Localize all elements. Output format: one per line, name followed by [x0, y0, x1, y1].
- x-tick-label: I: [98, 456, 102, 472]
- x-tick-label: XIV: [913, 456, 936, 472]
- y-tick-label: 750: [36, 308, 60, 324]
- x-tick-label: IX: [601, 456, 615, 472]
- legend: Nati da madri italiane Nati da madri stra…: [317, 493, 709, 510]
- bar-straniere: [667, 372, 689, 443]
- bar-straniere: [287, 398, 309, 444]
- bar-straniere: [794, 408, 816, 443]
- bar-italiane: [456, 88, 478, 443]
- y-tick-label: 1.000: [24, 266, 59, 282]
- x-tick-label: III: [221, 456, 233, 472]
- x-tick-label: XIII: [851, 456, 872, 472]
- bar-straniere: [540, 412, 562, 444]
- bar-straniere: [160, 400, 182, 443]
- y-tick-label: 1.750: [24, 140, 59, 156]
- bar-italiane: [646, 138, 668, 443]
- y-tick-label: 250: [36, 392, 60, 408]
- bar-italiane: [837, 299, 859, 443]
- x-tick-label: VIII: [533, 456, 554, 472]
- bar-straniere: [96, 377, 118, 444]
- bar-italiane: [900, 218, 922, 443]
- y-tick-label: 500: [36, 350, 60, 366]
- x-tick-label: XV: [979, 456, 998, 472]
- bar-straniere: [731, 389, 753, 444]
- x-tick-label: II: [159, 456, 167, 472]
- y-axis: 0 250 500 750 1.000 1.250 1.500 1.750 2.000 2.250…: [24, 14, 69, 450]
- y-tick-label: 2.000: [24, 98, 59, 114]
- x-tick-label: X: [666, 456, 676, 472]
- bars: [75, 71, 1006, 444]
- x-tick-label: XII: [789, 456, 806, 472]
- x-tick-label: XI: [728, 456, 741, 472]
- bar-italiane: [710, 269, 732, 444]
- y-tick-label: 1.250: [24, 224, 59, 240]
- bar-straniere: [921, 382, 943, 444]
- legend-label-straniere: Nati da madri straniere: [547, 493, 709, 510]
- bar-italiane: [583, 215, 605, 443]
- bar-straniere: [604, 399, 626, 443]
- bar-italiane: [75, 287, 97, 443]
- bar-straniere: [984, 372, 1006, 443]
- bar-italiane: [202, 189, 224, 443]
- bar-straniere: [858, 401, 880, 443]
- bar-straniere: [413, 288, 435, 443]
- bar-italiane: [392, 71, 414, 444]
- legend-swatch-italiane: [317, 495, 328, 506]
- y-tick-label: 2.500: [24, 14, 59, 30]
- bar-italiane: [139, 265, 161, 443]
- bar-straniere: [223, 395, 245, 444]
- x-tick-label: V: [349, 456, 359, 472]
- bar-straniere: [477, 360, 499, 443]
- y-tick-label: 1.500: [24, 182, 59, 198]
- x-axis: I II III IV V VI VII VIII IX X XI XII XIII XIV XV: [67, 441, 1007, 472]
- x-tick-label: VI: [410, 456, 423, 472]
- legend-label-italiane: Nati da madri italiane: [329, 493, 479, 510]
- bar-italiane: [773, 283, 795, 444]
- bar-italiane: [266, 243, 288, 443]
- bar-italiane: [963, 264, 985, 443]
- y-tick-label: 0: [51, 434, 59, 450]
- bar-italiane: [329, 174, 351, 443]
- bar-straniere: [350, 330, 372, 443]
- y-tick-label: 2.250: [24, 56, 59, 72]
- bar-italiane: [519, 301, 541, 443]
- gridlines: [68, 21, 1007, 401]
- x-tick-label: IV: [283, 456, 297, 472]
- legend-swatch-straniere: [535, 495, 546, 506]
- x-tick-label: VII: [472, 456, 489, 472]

○ ○ ○ ○

#### [Task to complete]
Return the material word for word from its first line through the line containing "- x-tick-label: IX: [601, 456, 615, 472]", with that line included.

#### [Solution for this task]
Localize all elements. Output format: one per line, name followed by [x0, y0, x1, y1].
- x-tick-label: I: [98, 456, 102, 472]
- x-tick-label: XIV: [913, 456, 936, 472]
- y-tick-label: 750: [36, 308, 60, 324]
- x-tick-label: IX: [601, 456, 615, 472]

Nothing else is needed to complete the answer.